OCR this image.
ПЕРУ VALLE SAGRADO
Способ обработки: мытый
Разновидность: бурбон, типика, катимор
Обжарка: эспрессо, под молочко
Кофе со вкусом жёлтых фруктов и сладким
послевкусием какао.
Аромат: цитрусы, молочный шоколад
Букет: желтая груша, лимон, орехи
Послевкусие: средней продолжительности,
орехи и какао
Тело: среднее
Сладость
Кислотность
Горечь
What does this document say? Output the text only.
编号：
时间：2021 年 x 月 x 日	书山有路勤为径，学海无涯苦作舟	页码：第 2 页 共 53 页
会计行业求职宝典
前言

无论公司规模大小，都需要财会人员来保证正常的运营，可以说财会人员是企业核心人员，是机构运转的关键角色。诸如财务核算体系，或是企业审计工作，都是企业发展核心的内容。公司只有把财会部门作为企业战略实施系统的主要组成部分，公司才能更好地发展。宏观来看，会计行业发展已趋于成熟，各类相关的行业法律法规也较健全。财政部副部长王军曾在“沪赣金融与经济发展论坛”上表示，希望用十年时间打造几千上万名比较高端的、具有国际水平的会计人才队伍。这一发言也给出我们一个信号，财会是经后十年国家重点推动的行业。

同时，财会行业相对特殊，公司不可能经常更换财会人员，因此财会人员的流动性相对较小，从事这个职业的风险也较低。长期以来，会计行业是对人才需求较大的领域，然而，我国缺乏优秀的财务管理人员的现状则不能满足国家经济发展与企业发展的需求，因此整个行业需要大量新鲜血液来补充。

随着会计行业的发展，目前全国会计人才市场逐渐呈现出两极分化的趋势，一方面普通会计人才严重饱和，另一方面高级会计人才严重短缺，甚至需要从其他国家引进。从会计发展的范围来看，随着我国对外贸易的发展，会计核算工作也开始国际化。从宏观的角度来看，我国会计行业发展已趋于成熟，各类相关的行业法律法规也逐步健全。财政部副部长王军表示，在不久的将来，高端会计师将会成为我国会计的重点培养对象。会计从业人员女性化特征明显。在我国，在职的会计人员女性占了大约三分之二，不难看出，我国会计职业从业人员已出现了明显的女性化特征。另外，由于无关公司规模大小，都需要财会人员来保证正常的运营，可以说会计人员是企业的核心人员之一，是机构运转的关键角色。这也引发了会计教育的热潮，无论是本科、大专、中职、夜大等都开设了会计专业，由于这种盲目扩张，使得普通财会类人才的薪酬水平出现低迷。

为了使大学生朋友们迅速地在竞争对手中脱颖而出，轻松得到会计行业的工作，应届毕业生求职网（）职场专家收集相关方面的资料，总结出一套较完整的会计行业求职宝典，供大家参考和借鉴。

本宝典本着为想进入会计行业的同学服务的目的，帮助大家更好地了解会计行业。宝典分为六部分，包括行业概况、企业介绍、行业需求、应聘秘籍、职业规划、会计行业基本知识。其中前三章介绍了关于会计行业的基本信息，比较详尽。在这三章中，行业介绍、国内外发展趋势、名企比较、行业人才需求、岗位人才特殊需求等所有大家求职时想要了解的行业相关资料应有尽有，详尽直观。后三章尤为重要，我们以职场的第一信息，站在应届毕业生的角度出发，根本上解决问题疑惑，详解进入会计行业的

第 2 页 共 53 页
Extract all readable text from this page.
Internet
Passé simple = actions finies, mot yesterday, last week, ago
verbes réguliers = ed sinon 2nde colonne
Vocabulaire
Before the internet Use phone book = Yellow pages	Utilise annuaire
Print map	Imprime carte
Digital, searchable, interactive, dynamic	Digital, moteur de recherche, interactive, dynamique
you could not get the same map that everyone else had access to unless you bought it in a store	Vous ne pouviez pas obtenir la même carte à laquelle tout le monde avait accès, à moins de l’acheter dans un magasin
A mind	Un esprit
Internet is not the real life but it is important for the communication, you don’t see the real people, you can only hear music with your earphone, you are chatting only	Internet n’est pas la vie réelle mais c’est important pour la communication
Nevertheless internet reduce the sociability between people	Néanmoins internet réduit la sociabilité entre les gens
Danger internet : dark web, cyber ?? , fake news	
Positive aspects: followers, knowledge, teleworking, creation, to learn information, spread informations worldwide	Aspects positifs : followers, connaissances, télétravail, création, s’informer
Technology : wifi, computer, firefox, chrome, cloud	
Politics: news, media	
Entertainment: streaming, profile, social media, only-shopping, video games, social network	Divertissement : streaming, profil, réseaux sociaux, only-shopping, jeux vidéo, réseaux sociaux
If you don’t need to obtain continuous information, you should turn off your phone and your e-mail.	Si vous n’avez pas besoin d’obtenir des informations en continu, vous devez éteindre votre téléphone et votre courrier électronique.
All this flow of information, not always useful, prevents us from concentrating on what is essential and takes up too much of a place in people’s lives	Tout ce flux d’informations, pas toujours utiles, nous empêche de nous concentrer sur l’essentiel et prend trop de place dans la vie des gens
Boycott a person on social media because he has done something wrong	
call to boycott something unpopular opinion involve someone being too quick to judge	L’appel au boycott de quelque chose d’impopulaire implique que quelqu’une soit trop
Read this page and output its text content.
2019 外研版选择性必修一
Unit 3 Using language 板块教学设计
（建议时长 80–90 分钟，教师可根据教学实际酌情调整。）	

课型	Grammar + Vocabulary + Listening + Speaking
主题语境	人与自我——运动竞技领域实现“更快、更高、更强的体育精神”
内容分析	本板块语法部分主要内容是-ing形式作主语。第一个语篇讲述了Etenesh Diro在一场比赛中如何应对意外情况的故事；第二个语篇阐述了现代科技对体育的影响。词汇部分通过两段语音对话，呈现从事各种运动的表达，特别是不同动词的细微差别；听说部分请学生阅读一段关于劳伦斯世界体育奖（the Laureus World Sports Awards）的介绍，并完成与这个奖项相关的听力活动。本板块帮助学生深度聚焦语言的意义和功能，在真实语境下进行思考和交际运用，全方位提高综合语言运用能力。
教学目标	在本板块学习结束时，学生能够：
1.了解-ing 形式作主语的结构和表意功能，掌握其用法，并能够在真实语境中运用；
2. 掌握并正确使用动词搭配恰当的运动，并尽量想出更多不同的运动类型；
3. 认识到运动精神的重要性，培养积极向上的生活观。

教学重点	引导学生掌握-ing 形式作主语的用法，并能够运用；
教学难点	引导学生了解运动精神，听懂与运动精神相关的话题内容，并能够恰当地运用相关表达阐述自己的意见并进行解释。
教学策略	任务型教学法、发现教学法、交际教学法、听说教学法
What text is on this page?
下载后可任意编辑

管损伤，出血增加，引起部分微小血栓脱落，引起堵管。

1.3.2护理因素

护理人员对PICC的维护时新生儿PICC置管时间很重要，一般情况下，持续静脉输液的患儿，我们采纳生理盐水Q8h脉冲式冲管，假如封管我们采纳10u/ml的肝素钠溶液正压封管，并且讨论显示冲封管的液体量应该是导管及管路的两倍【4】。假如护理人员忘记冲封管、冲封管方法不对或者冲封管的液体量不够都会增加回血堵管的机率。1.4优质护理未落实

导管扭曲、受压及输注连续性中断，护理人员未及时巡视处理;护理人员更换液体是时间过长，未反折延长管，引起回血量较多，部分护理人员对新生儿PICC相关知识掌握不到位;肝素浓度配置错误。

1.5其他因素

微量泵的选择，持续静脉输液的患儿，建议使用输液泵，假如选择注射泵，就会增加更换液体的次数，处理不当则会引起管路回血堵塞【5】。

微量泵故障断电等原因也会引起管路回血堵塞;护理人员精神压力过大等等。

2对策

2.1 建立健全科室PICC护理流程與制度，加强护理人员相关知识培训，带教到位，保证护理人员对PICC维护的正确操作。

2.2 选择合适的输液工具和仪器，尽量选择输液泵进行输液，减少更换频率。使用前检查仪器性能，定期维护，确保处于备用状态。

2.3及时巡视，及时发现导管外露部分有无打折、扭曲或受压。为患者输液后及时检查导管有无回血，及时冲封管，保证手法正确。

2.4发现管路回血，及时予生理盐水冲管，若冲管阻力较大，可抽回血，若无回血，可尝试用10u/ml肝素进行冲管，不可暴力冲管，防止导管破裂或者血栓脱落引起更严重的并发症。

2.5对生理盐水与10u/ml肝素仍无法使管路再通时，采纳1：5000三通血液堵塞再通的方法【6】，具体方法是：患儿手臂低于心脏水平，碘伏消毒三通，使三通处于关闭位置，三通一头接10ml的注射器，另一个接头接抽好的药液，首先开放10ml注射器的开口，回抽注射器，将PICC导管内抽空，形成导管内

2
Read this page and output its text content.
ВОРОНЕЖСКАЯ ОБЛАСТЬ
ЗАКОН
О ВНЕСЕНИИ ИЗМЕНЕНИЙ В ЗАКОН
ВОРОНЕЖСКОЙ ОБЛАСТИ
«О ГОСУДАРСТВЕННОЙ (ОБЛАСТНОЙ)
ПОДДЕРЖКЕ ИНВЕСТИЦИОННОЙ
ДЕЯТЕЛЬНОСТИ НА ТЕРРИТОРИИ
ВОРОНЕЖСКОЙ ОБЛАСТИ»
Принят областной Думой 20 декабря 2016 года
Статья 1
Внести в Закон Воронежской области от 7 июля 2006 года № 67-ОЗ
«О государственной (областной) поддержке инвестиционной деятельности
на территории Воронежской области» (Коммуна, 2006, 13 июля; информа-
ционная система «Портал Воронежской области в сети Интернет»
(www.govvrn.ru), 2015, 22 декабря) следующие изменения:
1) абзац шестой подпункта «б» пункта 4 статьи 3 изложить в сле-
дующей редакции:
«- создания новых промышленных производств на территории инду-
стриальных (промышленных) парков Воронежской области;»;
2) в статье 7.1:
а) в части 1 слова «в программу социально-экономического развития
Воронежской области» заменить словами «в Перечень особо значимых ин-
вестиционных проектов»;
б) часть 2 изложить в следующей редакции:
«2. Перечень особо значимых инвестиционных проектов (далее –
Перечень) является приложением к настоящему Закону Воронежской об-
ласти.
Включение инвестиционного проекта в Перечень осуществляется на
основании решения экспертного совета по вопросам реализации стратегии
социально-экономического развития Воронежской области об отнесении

* * * * * * *

◆ **Task statement**:
Extract every line from the records above that contains the word "gens".

◆ **The solution**:
Nevertheless internet reduce the sociability between people	Néanmoins internet réduit la sociabilité entre les gens
All this flow of information, not always useful, prevents us from concentrating on what is essential and takes up too much of a place in people’s lives	Tout ce flux d’informations, pas toujours utiles, nous empêche de nous concentrer sur l’essentiel et prend trop de place dans la vie des gens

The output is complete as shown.